▸ WHAT YOU WILL DO:
Give every line from the entries that contains "color".

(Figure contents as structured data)
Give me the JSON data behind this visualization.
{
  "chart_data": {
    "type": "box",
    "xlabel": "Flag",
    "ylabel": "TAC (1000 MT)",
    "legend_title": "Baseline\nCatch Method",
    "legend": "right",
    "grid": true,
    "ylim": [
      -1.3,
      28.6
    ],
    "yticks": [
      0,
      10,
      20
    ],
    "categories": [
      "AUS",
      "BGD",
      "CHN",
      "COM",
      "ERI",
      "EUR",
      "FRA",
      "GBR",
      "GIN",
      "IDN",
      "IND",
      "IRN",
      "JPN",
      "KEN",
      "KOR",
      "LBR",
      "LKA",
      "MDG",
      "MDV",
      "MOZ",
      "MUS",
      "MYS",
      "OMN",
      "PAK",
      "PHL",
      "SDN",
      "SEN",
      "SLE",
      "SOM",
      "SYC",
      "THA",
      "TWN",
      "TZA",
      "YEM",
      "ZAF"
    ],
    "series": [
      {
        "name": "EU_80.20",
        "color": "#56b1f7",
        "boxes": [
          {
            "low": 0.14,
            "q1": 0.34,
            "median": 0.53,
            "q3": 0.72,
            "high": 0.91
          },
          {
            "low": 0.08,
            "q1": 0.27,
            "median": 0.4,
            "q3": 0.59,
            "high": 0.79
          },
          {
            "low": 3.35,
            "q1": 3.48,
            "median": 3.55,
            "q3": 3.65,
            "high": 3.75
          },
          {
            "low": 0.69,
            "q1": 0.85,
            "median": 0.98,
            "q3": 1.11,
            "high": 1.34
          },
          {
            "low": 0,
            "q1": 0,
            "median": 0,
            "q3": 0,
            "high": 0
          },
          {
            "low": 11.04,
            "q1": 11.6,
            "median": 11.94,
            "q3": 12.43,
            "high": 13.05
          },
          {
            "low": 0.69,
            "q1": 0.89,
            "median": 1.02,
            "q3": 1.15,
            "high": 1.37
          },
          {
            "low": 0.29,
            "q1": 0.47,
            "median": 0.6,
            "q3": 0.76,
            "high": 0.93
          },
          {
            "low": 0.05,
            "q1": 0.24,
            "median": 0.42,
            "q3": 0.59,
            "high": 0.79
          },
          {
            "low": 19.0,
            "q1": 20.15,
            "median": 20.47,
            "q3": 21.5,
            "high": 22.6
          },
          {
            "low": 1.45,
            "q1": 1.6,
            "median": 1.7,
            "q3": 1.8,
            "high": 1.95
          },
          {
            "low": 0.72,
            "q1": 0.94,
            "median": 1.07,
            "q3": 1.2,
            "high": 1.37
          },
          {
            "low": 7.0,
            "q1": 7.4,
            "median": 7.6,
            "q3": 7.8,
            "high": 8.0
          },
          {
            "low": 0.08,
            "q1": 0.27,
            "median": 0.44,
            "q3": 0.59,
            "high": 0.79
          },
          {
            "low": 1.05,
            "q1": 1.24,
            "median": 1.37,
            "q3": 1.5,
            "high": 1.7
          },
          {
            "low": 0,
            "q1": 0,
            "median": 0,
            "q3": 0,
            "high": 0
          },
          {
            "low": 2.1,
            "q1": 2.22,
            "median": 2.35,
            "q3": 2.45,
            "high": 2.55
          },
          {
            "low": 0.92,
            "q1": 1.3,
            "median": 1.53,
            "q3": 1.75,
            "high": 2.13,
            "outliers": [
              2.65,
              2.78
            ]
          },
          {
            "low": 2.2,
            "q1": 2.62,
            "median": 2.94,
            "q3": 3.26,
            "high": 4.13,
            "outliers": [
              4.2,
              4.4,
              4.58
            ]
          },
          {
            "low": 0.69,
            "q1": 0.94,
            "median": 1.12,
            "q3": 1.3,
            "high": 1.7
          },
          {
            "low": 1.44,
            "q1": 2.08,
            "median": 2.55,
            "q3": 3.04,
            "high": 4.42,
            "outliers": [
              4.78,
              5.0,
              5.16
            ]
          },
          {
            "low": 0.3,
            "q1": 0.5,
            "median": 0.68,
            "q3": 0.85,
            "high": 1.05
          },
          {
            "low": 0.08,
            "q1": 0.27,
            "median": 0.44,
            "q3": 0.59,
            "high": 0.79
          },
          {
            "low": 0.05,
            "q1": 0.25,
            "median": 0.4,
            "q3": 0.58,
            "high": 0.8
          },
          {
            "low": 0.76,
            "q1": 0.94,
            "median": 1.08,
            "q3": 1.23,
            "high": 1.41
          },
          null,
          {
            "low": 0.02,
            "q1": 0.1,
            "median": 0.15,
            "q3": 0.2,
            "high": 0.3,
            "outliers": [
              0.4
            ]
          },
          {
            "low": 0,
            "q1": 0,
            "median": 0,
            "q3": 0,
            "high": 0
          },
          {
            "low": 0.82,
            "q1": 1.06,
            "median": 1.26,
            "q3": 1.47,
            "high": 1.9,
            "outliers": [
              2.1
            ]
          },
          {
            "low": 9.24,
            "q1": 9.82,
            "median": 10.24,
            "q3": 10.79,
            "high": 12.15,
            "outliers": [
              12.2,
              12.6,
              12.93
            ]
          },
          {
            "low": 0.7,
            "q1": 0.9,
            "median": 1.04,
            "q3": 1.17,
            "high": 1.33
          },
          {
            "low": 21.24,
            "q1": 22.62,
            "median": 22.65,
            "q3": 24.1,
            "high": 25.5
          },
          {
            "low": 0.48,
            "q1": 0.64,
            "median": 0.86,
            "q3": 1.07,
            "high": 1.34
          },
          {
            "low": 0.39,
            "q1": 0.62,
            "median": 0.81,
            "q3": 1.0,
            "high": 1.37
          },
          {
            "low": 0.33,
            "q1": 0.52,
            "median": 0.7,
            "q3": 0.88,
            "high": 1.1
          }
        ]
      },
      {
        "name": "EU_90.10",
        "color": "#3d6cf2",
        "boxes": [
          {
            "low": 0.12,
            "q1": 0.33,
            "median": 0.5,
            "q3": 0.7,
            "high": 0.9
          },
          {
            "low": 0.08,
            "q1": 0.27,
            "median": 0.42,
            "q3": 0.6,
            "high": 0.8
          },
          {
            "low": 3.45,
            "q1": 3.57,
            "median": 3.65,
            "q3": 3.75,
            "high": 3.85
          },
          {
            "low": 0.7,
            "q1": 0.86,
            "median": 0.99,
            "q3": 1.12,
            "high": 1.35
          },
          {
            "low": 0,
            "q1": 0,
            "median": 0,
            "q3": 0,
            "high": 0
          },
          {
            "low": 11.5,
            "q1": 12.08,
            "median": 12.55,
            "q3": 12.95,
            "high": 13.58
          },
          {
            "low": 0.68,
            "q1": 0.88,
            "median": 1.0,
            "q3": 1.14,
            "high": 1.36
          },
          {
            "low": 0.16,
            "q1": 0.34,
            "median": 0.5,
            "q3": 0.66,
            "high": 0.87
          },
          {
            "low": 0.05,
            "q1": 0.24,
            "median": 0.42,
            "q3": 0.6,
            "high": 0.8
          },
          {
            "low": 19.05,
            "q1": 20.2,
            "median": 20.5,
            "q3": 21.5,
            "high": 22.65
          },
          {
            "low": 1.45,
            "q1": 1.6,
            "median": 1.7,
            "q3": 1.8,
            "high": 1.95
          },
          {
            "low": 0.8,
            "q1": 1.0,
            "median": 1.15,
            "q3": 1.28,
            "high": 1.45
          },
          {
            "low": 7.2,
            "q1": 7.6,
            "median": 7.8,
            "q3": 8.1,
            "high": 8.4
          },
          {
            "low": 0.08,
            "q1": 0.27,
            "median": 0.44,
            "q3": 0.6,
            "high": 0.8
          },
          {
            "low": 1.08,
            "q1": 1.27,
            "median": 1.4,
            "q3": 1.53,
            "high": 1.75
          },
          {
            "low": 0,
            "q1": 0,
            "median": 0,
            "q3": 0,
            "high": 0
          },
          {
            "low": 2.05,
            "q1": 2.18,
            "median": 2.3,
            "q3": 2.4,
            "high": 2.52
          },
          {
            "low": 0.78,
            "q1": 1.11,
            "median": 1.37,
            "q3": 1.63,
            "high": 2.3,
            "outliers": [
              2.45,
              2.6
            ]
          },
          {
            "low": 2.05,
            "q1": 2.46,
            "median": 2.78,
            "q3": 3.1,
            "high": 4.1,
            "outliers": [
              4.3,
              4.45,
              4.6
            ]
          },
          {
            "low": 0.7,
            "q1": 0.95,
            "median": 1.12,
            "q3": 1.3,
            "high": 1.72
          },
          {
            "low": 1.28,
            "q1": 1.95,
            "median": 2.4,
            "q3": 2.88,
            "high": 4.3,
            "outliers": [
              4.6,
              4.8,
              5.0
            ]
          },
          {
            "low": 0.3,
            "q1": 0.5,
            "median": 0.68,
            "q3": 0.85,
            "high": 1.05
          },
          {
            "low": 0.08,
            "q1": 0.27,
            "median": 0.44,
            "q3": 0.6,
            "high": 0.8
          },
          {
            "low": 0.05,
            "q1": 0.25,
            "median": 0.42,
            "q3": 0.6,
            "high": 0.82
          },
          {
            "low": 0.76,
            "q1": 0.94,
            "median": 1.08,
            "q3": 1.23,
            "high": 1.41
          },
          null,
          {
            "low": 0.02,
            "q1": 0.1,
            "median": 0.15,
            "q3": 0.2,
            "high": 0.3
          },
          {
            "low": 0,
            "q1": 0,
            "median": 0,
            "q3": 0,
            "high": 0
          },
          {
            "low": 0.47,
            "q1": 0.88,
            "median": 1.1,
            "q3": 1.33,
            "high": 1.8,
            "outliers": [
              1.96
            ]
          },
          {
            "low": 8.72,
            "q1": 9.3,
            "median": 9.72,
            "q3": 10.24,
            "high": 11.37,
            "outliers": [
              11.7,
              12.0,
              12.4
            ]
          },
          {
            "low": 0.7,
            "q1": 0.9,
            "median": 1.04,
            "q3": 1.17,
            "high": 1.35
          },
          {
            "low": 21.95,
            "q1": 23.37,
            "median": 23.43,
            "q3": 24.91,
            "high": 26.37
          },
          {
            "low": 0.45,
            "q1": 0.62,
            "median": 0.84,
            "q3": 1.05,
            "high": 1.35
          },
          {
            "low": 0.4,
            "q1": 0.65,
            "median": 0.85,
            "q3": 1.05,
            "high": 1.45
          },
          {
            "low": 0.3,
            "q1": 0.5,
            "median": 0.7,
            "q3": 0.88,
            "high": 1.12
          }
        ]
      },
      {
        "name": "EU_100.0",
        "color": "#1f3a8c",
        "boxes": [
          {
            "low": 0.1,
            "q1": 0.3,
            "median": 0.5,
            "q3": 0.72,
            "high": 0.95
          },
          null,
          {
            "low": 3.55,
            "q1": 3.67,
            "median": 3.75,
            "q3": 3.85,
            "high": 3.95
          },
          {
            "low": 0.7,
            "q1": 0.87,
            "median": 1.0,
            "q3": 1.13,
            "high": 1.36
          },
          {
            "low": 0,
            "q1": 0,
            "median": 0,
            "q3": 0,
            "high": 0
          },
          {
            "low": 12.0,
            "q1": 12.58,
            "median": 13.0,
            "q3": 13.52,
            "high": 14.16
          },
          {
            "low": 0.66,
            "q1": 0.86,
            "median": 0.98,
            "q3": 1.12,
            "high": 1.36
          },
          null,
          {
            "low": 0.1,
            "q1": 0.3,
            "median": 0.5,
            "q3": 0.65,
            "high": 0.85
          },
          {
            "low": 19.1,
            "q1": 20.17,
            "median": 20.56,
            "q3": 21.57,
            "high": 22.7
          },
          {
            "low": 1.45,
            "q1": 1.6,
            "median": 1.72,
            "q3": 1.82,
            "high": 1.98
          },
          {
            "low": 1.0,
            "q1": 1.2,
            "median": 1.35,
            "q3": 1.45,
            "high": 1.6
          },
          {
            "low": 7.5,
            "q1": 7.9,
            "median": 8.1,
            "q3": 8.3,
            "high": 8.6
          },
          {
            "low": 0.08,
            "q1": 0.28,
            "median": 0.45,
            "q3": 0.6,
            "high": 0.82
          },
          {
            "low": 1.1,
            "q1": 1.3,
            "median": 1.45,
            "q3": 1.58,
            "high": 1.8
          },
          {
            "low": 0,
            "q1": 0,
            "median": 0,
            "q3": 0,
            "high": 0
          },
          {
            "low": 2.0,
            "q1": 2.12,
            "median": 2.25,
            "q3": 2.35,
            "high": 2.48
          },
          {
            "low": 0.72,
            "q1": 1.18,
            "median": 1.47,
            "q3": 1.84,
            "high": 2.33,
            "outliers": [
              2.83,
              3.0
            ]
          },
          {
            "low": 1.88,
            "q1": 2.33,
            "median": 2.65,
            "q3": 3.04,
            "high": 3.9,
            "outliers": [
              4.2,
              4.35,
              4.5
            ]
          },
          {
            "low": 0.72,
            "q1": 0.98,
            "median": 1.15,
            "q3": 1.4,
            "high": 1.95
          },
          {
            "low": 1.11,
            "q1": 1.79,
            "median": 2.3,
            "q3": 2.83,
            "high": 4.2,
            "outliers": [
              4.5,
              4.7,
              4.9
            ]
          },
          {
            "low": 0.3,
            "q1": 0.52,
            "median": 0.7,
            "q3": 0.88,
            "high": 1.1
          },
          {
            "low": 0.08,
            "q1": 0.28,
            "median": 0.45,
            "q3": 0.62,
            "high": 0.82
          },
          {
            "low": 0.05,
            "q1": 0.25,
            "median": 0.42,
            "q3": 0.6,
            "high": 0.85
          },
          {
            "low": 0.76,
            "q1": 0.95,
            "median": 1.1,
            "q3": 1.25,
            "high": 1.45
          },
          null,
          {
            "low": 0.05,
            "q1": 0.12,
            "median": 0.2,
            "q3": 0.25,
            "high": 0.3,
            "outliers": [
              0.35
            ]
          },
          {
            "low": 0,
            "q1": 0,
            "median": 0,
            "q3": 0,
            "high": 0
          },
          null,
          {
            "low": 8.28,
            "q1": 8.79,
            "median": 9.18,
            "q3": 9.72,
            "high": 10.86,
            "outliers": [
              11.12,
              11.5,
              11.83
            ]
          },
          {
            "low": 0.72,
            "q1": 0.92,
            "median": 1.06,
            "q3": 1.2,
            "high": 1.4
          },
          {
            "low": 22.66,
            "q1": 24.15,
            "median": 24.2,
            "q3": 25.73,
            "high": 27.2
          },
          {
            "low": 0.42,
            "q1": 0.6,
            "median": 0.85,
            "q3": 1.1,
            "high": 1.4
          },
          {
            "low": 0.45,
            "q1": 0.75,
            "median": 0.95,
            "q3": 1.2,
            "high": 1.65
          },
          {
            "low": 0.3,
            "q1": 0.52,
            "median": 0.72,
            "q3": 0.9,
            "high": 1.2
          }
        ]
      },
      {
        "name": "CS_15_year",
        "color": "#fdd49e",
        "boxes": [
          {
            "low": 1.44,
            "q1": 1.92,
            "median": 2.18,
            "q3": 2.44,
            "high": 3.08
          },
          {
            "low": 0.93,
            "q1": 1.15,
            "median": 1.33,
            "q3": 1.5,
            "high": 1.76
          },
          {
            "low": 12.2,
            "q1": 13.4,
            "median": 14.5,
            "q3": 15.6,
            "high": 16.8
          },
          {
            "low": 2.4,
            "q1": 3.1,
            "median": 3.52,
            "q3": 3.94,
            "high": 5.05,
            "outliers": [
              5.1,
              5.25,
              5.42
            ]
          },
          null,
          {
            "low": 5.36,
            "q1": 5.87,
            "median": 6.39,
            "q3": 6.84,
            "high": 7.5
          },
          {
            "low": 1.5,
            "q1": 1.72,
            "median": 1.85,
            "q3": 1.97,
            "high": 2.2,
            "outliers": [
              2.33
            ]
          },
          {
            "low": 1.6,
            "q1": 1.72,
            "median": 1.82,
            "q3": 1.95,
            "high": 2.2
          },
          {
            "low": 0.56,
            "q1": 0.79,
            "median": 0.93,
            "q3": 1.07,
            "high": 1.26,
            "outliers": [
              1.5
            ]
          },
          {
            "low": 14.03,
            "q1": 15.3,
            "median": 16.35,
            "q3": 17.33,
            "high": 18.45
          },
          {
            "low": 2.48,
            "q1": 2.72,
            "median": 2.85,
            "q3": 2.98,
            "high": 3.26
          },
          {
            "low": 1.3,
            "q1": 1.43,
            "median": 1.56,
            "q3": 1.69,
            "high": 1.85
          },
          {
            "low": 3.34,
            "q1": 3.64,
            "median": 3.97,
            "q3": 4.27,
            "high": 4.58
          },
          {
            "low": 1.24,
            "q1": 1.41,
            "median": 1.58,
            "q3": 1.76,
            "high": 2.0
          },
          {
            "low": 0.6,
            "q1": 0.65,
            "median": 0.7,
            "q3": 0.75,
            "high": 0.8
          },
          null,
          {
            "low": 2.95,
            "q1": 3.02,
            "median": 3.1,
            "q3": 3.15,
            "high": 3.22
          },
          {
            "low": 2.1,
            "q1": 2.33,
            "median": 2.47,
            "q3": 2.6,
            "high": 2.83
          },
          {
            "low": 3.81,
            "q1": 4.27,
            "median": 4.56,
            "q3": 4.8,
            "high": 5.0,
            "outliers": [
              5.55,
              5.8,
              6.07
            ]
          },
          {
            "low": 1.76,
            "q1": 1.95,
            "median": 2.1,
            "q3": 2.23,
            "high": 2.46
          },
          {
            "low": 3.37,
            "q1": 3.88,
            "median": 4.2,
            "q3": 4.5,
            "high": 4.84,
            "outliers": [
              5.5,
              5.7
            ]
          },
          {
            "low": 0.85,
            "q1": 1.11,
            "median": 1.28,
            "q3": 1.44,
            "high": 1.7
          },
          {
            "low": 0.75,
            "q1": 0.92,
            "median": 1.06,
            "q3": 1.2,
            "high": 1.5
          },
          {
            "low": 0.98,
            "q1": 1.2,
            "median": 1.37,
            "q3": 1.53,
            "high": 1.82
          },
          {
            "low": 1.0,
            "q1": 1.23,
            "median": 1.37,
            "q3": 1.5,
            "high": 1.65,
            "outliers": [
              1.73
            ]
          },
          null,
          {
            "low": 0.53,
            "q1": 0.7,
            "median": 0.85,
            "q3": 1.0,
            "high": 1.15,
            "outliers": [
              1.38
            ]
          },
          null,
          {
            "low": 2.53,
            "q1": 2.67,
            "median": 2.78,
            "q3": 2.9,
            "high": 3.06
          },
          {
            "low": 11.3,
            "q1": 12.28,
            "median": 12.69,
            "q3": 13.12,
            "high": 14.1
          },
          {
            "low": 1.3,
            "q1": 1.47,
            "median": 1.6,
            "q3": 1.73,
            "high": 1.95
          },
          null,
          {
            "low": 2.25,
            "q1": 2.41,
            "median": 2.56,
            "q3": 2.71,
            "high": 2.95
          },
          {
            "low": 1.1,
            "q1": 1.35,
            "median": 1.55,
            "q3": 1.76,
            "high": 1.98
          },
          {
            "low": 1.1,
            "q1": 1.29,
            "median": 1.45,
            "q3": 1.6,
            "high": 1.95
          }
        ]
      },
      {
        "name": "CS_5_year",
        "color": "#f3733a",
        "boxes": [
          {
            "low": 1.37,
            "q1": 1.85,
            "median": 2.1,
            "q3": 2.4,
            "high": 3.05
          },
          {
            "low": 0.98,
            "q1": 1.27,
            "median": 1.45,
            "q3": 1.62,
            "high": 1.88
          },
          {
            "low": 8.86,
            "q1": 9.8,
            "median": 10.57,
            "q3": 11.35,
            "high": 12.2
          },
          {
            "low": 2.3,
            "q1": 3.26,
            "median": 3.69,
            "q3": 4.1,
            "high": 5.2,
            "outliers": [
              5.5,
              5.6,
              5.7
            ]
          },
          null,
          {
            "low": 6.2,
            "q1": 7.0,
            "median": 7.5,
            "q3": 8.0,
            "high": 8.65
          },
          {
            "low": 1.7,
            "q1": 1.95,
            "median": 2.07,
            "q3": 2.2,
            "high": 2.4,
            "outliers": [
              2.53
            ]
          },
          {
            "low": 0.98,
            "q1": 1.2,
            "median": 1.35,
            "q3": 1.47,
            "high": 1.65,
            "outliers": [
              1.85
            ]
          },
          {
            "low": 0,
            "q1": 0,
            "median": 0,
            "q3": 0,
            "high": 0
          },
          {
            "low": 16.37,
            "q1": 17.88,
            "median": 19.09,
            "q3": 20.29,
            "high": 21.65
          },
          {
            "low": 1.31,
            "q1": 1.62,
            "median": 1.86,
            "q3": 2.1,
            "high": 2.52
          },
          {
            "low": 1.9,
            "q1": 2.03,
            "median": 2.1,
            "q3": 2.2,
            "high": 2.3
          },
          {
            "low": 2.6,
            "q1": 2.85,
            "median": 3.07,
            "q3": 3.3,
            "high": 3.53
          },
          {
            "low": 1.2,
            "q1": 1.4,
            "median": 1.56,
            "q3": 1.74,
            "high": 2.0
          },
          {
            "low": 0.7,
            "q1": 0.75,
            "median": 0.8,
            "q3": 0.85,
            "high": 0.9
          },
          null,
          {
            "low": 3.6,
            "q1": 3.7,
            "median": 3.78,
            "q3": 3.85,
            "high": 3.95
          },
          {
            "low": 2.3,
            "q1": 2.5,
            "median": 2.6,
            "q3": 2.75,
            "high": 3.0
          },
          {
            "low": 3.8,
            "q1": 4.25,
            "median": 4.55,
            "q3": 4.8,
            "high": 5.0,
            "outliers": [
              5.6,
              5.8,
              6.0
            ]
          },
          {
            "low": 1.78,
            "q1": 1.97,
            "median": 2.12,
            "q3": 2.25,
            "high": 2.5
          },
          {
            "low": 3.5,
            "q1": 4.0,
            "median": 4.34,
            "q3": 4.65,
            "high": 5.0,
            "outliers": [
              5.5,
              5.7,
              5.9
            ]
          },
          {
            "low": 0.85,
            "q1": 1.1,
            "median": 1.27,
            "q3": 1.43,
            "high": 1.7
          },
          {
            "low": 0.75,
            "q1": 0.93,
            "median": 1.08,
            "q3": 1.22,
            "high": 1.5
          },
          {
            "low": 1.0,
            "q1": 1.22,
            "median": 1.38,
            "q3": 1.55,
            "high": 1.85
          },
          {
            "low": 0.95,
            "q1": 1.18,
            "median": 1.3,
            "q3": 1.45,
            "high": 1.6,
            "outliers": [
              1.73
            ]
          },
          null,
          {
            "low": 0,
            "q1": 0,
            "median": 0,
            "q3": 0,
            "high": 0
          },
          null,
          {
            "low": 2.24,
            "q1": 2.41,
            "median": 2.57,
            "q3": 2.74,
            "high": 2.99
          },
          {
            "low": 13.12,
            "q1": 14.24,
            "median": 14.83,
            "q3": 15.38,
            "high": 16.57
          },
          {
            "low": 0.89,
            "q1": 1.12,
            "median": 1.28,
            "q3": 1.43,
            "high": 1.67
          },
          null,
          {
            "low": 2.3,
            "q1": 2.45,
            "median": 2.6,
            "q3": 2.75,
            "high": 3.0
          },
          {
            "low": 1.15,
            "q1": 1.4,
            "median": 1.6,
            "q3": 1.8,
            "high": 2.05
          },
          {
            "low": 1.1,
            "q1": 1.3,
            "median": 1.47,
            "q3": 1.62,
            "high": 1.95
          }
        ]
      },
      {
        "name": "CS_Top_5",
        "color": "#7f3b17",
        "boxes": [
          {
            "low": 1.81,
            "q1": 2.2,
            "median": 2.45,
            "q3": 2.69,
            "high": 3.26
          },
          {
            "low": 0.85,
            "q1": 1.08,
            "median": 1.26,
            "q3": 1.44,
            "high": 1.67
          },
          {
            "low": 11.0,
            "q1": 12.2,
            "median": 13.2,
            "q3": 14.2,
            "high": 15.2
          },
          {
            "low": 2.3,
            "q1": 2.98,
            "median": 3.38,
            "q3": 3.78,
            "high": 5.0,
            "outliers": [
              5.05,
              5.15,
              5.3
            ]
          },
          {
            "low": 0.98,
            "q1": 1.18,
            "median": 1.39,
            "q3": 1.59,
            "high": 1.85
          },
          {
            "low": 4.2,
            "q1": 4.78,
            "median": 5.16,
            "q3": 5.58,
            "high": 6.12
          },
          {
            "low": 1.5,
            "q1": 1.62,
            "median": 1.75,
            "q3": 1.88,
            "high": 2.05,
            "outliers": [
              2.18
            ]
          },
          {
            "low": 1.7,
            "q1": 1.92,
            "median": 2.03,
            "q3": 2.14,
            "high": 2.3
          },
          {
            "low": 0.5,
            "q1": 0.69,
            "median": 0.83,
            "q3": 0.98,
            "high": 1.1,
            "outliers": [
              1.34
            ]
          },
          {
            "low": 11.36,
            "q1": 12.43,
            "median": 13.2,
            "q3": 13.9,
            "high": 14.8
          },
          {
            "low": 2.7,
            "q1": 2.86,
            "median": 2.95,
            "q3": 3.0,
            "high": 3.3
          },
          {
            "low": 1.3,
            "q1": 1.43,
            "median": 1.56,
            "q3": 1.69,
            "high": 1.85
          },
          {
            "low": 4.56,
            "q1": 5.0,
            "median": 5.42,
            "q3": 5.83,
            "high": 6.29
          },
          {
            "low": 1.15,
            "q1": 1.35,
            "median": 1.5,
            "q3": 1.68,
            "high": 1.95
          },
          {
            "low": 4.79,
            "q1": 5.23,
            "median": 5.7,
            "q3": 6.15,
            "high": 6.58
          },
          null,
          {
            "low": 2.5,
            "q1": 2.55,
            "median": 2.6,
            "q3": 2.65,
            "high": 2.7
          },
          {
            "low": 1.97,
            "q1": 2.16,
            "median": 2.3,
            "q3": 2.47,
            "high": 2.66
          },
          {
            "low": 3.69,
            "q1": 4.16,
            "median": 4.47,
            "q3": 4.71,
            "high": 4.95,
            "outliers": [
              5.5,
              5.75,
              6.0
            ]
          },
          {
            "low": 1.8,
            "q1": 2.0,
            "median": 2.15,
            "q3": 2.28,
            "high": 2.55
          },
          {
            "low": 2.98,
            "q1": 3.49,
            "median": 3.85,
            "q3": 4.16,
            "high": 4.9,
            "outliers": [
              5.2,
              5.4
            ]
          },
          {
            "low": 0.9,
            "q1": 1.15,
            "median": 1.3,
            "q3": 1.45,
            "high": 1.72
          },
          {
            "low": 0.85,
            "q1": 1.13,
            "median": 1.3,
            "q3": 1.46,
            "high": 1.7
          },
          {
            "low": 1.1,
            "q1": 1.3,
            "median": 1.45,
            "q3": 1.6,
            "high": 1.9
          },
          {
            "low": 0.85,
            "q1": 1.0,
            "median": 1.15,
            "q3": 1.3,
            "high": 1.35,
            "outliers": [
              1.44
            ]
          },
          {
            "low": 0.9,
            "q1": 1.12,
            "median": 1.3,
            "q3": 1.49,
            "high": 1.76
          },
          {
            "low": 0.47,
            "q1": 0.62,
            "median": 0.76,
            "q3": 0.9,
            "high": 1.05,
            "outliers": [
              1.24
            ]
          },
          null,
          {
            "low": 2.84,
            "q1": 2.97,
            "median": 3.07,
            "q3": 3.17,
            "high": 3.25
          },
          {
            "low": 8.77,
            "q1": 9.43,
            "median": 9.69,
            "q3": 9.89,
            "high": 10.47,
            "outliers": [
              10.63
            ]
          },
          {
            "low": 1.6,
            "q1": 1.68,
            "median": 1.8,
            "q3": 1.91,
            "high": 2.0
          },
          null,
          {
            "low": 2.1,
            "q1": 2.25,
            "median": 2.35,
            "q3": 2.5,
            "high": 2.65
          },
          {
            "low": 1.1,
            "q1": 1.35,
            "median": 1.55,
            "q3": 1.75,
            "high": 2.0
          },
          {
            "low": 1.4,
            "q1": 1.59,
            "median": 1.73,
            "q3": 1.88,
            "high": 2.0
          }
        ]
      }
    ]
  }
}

▸ OUTPUT FOR THIS TASK:
        "color": "#56b1f7",
        "color": "#3d6cf2",
        "color": "#1f3a8c",
        "color": "#fdd49e",
        "color": "#f3733a",
        "color": "#7f3b17",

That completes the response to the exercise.